-- Given problem --
Copy out each line in the material below that has the word "problemi".

-- Data section --
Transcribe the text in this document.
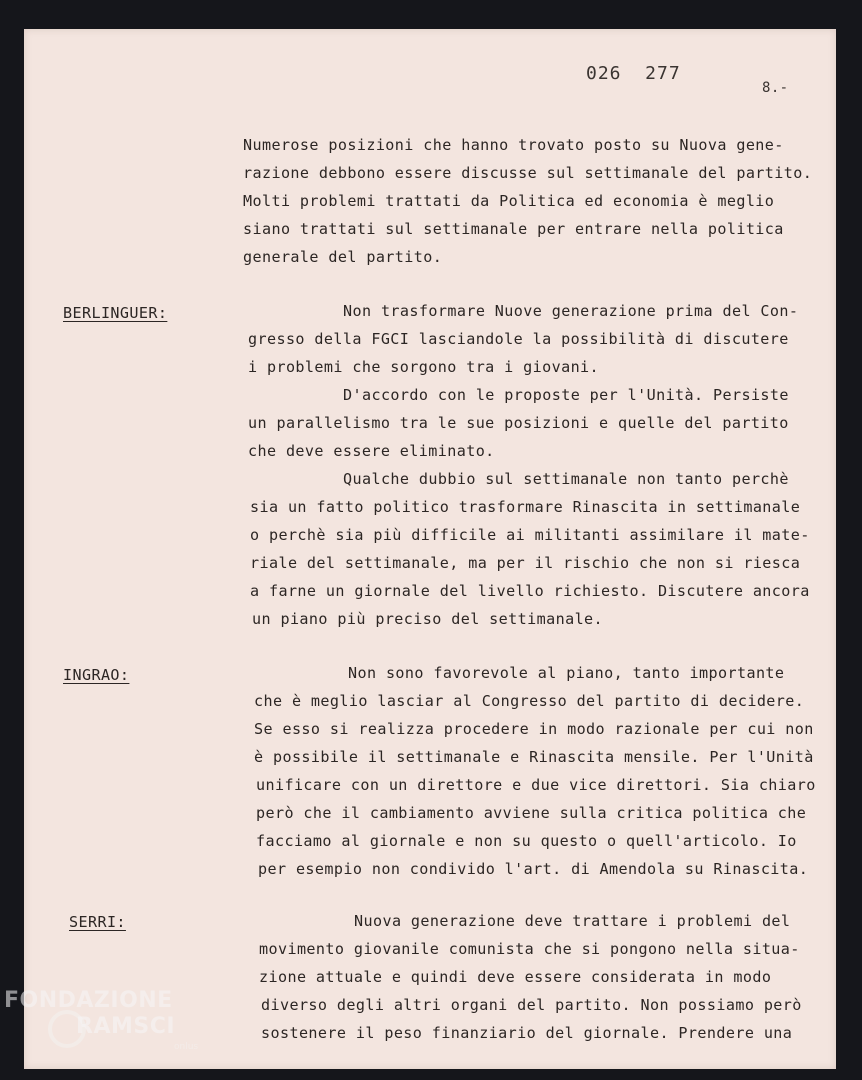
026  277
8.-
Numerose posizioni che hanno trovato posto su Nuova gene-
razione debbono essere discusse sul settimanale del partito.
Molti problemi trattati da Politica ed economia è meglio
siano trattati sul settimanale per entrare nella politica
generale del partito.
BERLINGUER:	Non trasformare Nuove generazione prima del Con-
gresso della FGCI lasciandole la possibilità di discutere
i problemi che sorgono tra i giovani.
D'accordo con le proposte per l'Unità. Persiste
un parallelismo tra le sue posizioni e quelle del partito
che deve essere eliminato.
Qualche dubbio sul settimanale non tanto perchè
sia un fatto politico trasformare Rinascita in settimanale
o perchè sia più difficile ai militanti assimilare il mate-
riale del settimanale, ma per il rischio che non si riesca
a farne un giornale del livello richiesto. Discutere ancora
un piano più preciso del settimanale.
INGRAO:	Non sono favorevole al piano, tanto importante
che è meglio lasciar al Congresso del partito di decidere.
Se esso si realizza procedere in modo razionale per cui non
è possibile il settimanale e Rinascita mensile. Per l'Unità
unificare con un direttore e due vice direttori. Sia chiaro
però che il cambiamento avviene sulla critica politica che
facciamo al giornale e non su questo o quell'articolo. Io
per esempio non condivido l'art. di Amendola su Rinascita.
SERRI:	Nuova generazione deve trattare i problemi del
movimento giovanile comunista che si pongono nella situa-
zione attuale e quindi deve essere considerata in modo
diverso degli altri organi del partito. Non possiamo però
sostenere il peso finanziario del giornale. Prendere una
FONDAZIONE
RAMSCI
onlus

-- Solved problem --
Molti problemi trattati da Politica ed economia è meglio
i problemi che sorgono tra i giovani.
SERRI:	Nuova generazione deve trattare i problemi del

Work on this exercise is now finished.